> **REQUIRED TASK**
Go through the data below and gather each line containing "淞沪会战".
-- START OF ROWS --
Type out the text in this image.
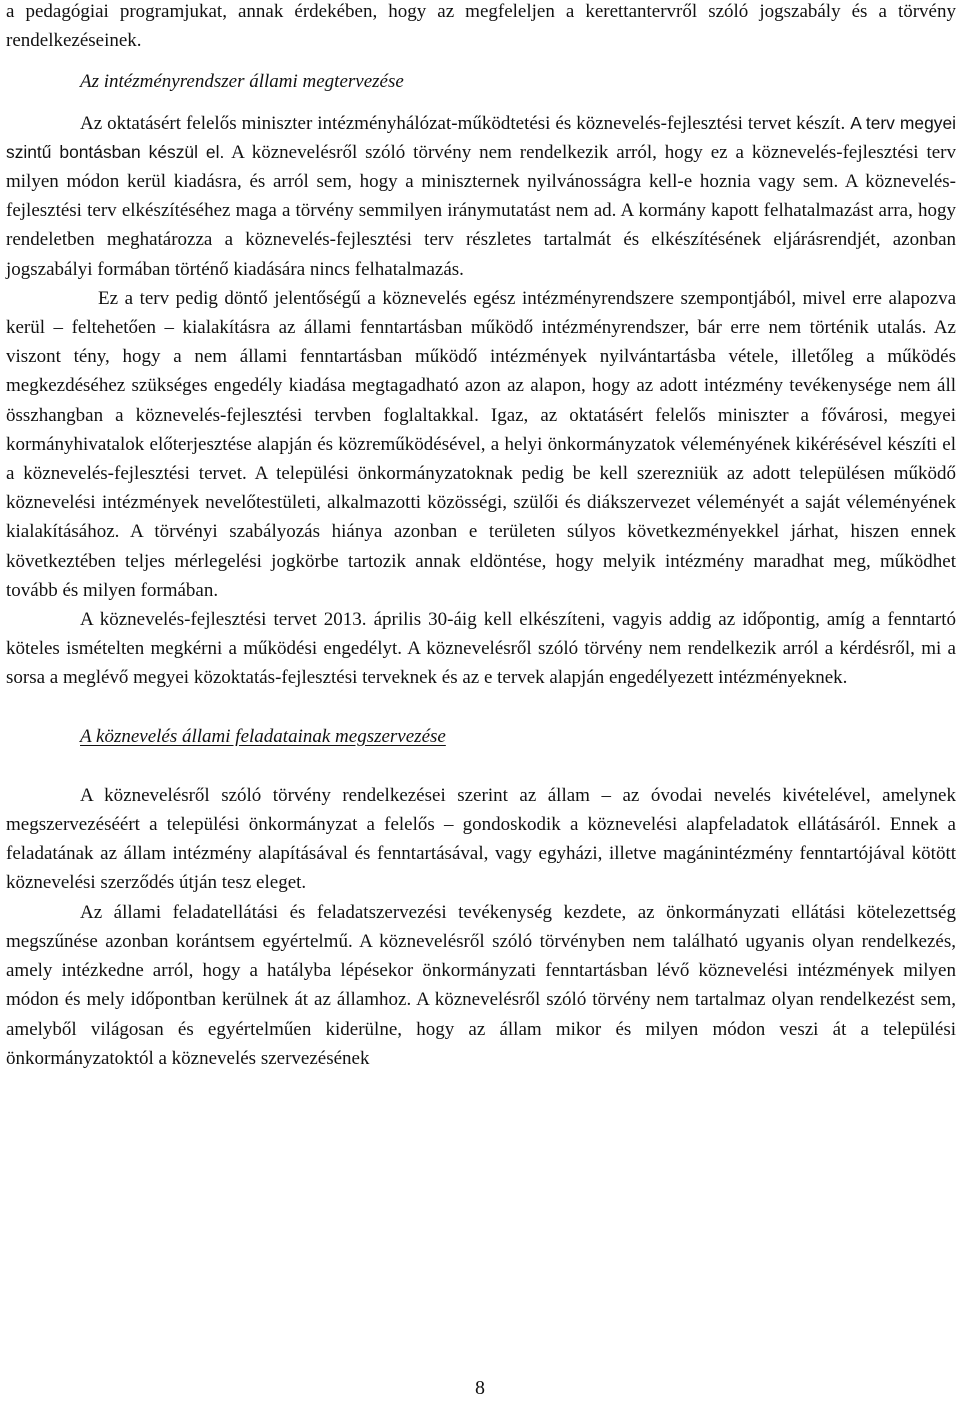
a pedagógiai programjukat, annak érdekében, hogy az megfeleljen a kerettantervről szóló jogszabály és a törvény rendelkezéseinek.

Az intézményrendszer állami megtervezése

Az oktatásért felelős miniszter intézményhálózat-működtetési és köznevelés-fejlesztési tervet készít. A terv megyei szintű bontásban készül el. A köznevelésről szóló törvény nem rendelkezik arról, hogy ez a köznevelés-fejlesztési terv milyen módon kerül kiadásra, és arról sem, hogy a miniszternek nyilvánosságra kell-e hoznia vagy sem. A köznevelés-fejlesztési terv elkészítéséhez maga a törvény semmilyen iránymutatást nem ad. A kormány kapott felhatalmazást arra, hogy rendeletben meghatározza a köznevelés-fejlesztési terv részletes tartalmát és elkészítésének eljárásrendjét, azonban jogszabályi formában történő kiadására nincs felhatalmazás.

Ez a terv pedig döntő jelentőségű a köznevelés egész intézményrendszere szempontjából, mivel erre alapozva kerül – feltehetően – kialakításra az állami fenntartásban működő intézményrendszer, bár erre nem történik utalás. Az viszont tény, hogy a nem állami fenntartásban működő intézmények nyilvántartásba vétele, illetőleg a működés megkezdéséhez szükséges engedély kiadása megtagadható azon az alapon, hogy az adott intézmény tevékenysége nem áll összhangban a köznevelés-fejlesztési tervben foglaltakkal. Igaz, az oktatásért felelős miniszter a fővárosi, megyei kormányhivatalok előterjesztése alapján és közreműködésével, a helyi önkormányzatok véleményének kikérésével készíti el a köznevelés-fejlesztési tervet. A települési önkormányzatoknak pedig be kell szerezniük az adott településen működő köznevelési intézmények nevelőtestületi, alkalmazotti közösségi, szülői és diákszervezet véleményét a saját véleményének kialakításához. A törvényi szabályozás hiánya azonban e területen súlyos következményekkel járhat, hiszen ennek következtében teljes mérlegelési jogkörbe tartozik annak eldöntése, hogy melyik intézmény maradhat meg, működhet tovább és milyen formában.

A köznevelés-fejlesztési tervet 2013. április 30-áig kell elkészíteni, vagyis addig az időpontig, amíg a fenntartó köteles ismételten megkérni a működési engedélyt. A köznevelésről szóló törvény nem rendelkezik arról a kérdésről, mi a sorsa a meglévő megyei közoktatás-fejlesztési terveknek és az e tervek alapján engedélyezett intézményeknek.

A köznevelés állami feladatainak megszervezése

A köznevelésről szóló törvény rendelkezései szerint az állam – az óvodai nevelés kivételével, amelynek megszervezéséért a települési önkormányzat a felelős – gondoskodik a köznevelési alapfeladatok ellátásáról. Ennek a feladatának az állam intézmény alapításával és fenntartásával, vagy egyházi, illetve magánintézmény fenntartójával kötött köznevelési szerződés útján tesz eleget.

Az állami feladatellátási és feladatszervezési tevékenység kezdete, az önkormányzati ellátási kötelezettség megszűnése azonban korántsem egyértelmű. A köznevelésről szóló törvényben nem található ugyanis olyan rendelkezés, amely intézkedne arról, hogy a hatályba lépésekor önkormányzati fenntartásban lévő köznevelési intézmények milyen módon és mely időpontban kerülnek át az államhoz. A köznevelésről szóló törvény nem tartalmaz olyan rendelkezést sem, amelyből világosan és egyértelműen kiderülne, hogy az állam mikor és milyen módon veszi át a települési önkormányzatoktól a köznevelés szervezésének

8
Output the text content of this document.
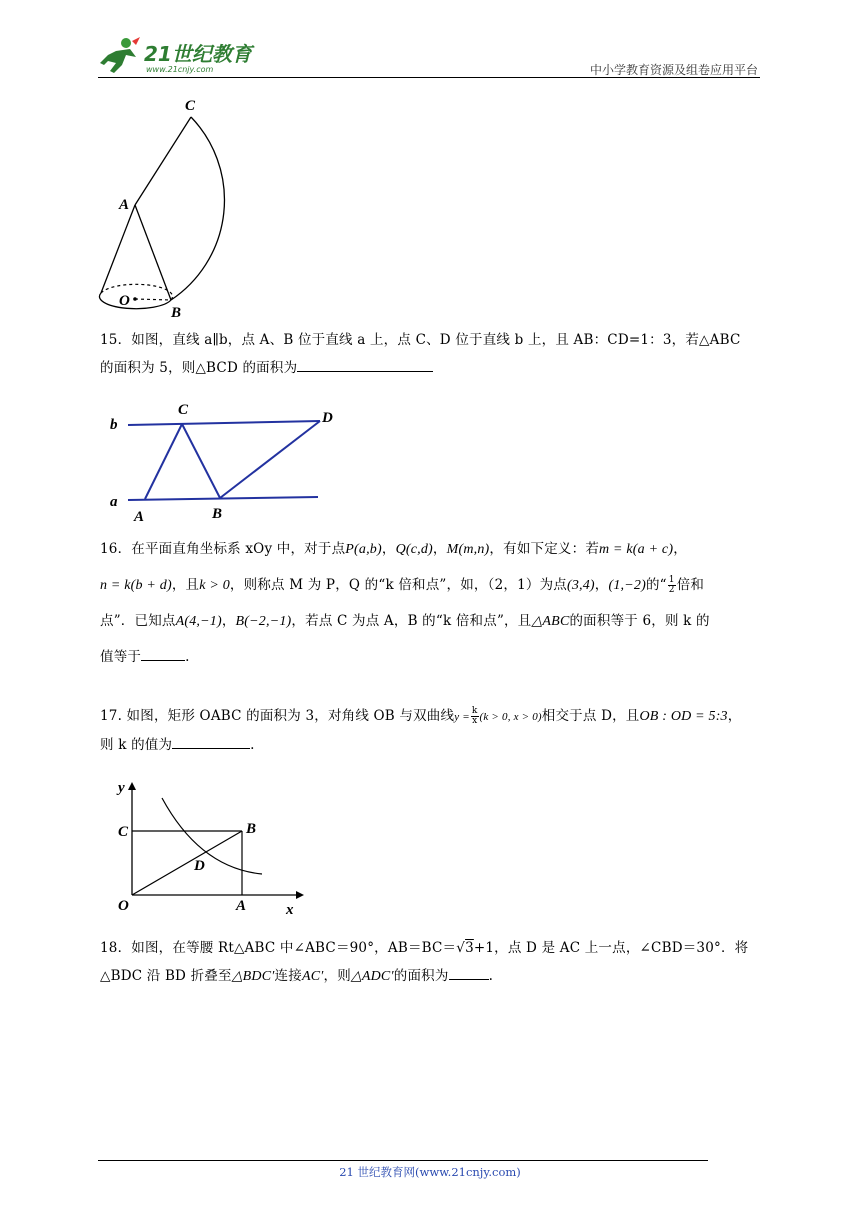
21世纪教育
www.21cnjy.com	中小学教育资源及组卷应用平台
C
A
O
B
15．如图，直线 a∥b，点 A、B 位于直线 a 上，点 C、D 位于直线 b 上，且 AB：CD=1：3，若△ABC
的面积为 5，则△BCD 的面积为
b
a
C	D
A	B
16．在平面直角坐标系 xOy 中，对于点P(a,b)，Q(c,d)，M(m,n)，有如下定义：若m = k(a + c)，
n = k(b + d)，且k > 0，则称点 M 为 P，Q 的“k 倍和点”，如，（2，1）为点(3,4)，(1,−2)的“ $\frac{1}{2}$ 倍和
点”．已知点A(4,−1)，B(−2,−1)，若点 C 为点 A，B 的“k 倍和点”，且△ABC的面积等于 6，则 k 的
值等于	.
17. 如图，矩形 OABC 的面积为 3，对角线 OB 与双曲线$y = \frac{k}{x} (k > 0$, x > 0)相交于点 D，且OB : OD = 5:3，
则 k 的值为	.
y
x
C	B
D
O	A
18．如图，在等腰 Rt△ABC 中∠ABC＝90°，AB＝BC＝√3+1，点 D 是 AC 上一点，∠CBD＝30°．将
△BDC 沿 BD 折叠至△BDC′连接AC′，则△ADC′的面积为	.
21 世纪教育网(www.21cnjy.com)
-- END OF ROWS --
-- START OF ROWS --
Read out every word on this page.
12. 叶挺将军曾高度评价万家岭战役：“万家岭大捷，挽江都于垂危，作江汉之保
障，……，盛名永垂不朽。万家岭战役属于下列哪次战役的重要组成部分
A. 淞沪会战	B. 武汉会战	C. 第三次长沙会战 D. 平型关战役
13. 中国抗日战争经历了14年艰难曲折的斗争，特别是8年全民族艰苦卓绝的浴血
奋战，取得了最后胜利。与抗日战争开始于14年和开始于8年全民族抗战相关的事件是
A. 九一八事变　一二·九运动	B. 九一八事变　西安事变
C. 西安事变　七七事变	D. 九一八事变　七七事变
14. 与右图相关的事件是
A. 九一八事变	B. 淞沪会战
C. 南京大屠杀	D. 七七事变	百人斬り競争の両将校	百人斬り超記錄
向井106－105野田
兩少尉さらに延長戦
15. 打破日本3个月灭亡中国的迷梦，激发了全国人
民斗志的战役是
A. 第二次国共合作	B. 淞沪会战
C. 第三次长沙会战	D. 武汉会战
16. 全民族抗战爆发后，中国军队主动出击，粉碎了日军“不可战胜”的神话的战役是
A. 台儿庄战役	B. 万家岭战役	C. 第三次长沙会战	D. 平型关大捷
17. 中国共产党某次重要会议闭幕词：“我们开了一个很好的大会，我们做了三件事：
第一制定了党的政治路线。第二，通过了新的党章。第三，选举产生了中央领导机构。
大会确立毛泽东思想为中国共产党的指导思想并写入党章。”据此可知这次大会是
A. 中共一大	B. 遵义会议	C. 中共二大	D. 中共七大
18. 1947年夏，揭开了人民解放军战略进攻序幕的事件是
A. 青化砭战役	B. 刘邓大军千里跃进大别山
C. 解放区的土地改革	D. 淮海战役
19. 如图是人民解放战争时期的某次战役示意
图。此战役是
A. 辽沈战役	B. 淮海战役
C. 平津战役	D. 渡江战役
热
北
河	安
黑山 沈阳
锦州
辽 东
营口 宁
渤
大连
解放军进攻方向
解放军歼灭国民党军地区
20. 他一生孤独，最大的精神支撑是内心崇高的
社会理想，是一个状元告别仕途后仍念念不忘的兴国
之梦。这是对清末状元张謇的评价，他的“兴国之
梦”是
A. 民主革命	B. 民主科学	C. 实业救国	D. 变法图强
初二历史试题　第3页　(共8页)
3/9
-- END OF ROWS --
> **SOLUTION**
A. 淞沪会战	B. 武汉会战	C. 第三次长沙会战 D. 平型关战役
A. 九一八事变	B. 淞沪会战
A. 第二次国共合作	B. 淞沪会战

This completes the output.